• **Source data**
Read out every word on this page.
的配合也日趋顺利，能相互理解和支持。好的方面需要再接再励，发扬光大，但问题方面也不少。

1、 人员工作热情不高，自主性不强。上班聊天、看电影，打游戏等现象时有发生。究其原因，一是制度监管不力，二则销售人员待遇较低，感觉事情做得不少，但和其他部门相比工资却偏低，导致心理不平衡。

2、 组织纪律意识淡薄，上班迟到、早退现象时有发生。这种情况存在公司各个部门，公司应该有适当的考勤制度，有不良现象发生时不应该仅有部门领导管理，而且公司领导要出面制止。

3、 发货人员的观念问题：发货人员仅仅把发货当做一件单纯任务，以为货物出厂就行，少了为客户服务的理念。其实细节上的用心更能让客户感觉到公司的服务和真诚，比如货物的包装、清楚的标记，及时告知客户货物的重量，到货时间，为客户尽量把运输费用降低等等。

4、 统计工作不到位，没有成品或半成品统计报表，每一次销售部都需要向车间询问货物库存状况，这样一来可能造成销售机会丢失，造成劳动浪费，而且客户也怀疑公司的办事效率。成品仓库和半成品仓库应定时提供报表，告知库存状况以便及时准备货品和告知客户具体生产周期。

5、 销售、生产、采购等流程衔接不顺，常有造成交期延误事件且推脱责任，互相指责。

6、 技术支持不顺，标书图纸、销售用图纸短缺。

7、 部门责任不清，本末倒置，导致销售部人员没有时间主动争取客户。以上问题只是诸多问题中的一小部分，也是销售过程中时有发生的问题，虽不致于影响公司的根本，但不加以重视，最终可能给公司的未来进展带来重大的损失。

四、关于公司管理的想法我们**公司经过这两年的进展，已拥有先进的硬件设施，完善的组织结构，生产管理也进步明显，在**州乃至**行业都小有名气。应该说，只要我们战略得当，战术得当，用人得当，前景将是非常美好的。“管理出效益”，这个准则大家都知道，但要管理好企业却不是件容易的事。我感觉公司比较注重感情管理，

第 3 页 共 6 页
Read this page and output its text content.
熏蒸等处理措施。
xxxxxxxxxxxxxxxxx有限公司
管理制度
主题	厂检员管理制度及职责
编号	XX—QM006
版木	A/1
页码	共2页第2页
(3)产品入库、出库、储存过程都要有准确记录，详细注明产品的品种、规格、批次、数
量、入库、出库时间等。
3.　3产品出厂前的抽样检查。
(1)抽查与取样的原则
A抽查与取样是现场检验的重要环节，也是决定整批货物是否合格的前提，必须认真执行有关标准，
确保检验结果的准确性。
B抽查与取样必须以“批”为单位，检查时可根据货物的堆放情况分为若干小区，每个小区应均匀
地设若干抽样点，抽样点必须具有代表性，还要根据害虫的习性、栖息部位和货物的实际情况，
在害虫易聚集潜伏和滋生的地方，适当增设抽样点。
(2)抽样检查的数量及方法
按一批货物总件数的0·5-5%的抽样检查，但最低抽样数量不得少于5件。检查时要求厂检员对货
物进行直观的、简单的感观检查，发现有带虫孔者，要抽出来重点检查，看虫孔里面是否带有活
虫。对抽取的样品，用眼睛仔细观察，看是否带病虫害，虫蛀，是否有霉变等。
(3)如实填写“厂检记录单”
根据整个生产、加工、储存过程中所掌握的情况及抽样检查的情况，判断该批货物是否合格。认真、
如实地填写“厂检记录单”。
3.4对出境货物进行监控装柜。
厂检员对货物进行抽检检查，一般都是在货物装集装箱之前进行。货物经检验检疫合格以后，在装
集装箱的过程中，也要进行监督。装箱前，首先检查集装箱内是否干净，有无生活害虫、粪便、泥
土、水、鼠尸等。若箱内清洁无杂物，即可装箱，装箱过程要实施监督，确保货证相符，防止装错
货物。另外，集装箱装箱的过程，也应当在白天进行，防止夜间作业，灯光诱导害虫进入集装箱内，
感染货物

• **Short problem**
Faithfully copy every entry, leaving nothing out.

• **Finished task**
Read out every word on this page.
的配合也日趋顺利，能相互理解和支持。好的方面需要再接再励，发扬光大，但问题方面也不少。

1、 人员工作热情不高，自主性不强。上班聊天、看电影，打游戏等现象时有发生。究其原因，一是制度监管不力，二则销售人员待遇较低，感觉事情做得不少，但和其他部门相比工资却偏低，导致心理不平衡。

2、 组织纪律意识淡薄，上班迟到、早退现象时有发生。这种情况存在公司各个部门，公司应该有适当的考勤制度，有不良现象发生时不应该仅有部门领导管理，而且公司领导要出面制止。

3、 发货人员的观念问题：发货人员仅仅把发货当做一件单纯任务，以为货物出厂就行，少了为客户服务的理念。其实细节上的用心更能让客户感觉到公司的服务和真诚，比如货物的包装、清楚的标记，及时告知客户货物的重量，到货时间，为客户尽量把运输费用降低等等。

4、 统计工作不到位，没有成品或半成品统计报表，每一次销售部都需要向车间询问货物库存状况，这样一来可能造成销售机会丢失，造成劳动浪费，而且客户也怀疑公司的办事效率。成品仓库和半成品仓库应定时提供报表，告知库存状况以便及时准备货品和告知客户具体生产周期。

5、 销售、生产、采购等流程衔接不顺，常有造成交期延误事件且推脱责任，互相指责。

6、 技术支持不顺，标书图纸、销售用图纸短缺。

7、 部门责任不清，本末倒置，导致销售部人员没有时间主动争取客户。以上问题只是诸多问题中的一小部分，也是销售过程中时有发生的问题，虽不致于影响公司的根本，但不加以重视，最终可能给公司的未来进展带来重大的损失。

四、关于公司管理的想法我们**公司经过这两年的进展，已拥有先进的硬件设施，完善的组织结构，生产管理也进步明显，在**州乃至**行业都小有名气。应该说，只要我们战略得当，战术得当，用人得当，前景将是非常美好的。“管理出效益”，这个准则大家都知道，但要管理好企业却不是件容易的事。我感觉公司比较注重感情管理，

第 3 页 共 6 页
Read this page and output its text content.
熏蒸等处理措施。
xxxxxxxxxxxxxxxxx有限公司
管理制度
主题	厂检员管理制度及职责
编号	XX—QM006
版木	A/1
页码	共2页第2页
(3)产品入库、出库、储存过程都要有准确记录，详细注明产品的品种、规格、批次、数
量、入库、出库时间等。
3.　3产品出厂前的抽样检查。
(1)抽查与取样的原则
A抽查与取样是现场检验的重要环节，也是决定整批货物是否合格的前提，必须认真执行有关标准，
确保检验结果的准确性。
B抽查与取样必须以“批”为单位，检查时可根据货物的堆放情况分为若干小区，每个小区应均匀
地设若干抽样点，抽样点必须具有代表性，还要根据害虫的习性、栖息部位和货物的实际情况，
在害虫易聚集潜伏和滋生的地方，适当增设抽样点。
(2)抽样检查的数量及方法
按一批货物总件数的0·5-5%的抽样检查，但最低抽样数量不得少于5件。检查时要求厂检员对货
物进行直观的、简单的感观检查，发现有带虫孔者，要抽出来重点检查，看虫孔里面是否带有活
虫。对抽取的样品，用眼睛仔细观察，看是否带病虫害，虫蛀，是否有霉变等。
(3)如实填写“厂检记录单”
根据整个生产、加工、储存过程中所掌握的情况及抽样检查的情况，判断该批货物是否合格。认真、
如实地填写“厂检记录单”。
3.4对出境货物进行监控装柜。
厂检员对货物进行抽检检查，一般都是在货物装集装箱之前进行。货物经检验检疫合格以后，在装
集装箱的过程中，也要进行监督。装箱前，首先检查集装箱内是否干净，有无生活害虫、粪便、泥
土、水、鼠尸等。若箱内清洁无杂物，即可装箱，装箱过程要实施监督，确保货证相符，防止装错
货物。另外，集装箱装箱的过程，也应当在白天进行，防止夜间作业，灯光诱导害虫进入集装箱内，
感染货物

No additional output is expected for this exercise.